● Tugas yang Dikerjakan
1. Sebutkan semua permasalahan yang dipaparkan Taufiq Ismail menurut tulisan tentang puisi "Malu (Aku) Jadi Orang Indonesia".
2. Dalam tulisan tentang puisi "Malu (Aku) Jadi Orang Indonesia", ganti "sarana hiburan" dengan "media hiburan" pada bagian dari "Sebuah karya sastra" sampai "para penggemar sastra.", lalu tuliskan bagian itu.

+++ Teks yang Diberikan +++

Rabu, 16 Juni 2021

Menyelami Puisi "Malu (Aku) Jadi Orang Indonesia KaryaTuafil Ismail

 

    Sebuah karya sastra tidak hanya dijadikan sebagai sarana hiburan namun juga dijadikan sebagai perantara seseorang dalam mengkritik sesuatu. Puisi dikenal sebagai imajinasi yang ingin diungkapkan oleh penulis yang dikemas menjadi suatu hal yang indah dengan gaya Bahasa yang beragam. Pada kesempatan kali ini penulis ingin membahas mengenai salah satu puisi yang ditulis oleh Taufiq Ismail dalam antologi ouisi dengan judul “Malu (Aku) Jadi Orang Indonesia”. Nama Taufiq Ismail telah dikenal oleh para penggemar sastra.

    Di dalam puisi “Malu (Aku) Jadi Orang Indonesia” Taufiq Ismail memberikan banyak pesan yang terkait akan kritik mengenai kehidupan social di Indonesia. Permasalahan yang dipaparkan oleh Taufiq Ismail yaitu birokrasi, kecurangan bisnis, jual beli hukum dan kecurangan politik. Di dalam puisi tersebut, taufiq seakan akan ingin menunjukkan kesedihannya kemirisannya negeri Indonesia tidak hanya miris akan tingkat masyarakat kecil, namun juga pada masyarakat atas. Bahasa yang digunakan oleh Taufiq Ismail adalah Bahasa yang lugas dan terkesan menyindir.

+++ Data yang Diberikan +++

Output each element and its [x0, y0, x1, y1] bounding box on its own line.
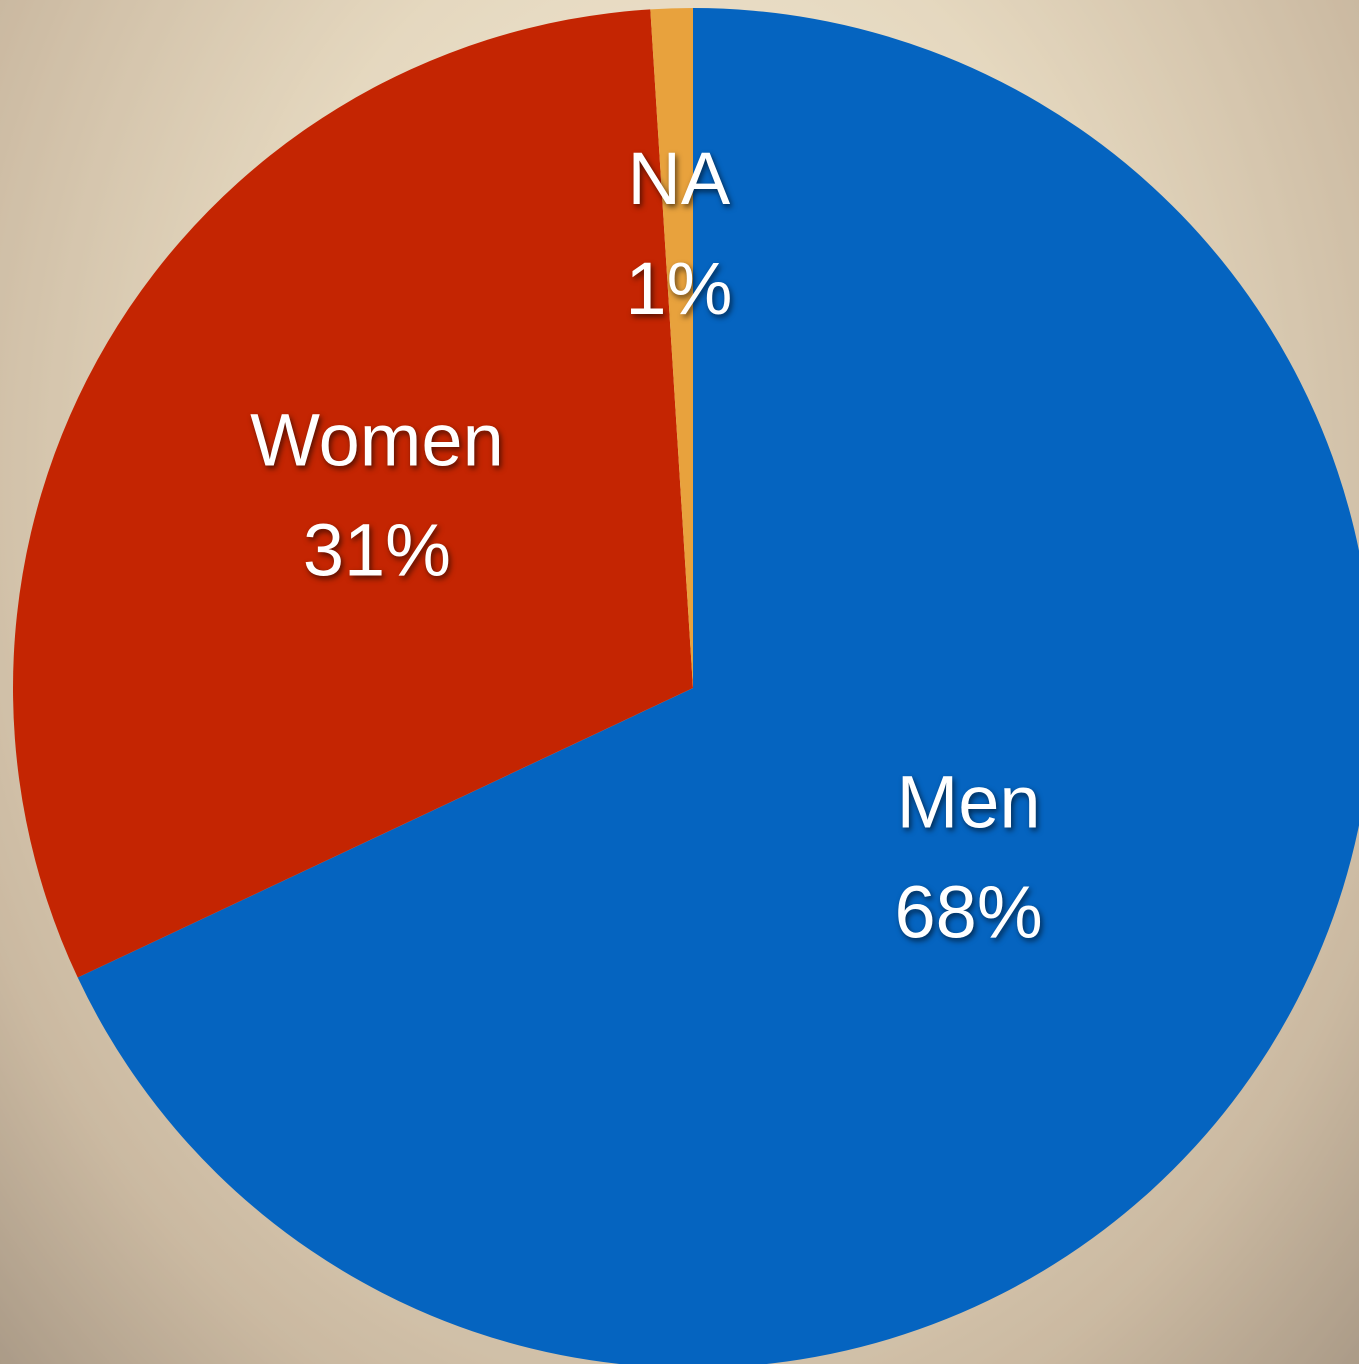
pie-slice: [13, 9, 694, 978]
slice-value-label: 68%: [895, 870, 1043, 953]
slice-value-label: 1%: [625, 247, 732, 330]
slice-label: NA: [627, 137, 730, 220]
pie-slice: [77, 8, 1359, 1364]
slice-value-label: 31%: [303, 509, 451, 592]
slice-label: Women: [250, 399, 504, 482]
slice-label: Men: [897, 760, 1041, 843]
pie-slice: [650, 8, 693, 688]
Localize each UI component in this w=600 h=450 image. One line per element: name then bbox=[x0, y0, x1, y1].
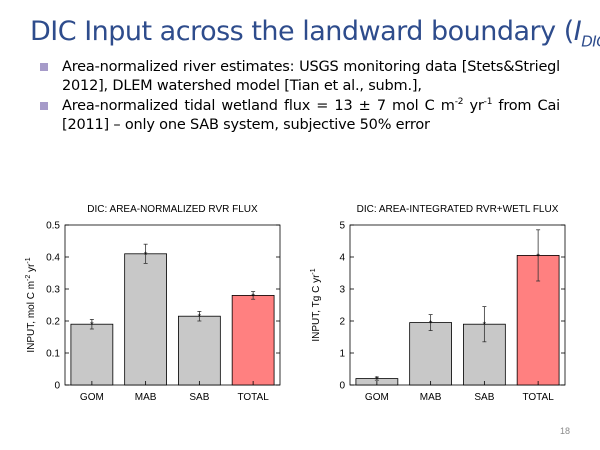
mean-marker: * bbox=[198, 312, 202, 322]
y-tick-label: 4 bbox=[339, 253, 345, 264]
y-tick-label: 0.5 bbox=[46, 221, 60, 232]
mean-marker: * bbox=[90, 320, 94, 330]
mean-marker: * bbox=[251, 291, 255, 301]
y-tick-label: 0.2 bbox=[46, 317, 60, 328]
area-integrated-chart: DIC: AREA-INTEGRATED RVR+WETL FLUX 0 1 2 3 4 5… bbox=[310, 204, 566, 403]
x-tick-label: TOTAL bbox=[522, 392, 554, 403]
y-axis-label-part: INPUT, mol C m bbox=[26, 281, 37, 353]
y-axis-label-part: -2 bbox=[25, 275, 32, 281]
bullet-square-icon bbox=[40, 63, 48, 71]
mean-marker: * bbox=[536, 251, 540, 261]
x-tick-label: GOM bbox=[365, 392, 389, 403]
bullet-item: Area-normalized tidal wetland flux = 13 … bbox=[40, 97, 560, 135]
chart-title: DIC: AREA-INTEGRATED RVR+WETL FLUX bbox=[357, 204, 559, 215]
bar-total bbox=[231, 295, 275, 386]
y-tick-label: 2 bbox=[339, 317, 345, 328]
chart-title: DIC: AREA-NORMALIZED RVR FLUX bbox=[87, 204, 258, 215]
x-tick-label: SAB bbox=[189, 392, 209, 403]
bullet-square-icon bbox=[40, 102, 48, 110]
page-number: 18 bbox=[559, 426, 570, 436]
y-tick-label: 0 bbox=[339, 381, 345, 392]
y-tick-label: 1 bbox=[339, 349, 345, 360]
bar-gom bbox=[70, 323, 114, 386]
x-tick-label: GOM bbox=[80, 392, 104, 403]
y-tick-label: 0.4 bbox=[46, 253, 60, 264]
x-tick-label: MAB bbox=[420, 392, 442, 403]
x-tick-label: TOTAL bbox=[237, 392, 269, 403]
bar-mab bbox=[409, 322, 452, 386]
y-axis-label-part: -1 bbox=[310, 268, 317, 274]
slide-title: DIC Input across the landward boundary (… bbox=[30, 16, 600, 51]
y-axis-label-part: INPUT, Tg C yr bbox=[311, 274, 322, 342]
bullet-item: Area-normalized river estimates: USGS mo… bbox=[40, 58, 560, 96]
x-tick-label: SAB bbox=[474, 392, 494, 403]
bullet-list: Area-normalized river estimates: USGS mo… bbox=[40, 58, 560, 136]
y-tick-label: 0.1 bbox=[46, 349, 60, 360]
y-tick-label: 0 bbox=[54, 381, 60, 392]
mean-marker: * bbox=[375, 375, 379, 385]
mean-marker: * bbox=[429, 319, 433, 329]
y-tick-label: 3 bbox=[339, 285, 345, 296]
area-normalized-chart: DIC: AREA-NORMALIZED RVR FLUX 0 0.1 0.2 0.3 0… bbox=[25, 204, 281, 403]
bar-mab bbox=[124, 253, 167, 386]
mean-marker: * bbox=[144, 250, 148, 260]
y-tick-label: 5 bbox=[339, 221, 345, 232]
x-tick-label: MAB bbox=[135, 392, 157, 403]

+++

● Hasil Latihan
1.
- birokrasi
- kecurangan bisnis
- jual beli hukum
- kecurangan politik

2.
Sebuah karya sastra tidak hanya dijadikan sebagai media hiburan namun juga dijadikan sebagai perantara seseorang dalam mengkritik sesuatu. Puisi dikenal sebagai imajinasi yang ingin diungkapkan oleh penulis yang dikemas menjadi suatu hal yang indah dengan gaya Bahasa yang beragam. Pada kesempatan kali ini penulis ingin membahas mengenai salah satu puisi yang ditulis oleh Taufiq Ismail dalam antologi ouisi dengan judul “Malu (Aku) Jadi Orang Indonesia”. Nama Taufiq Ismail telah dikenal oleh para penggemar sastra.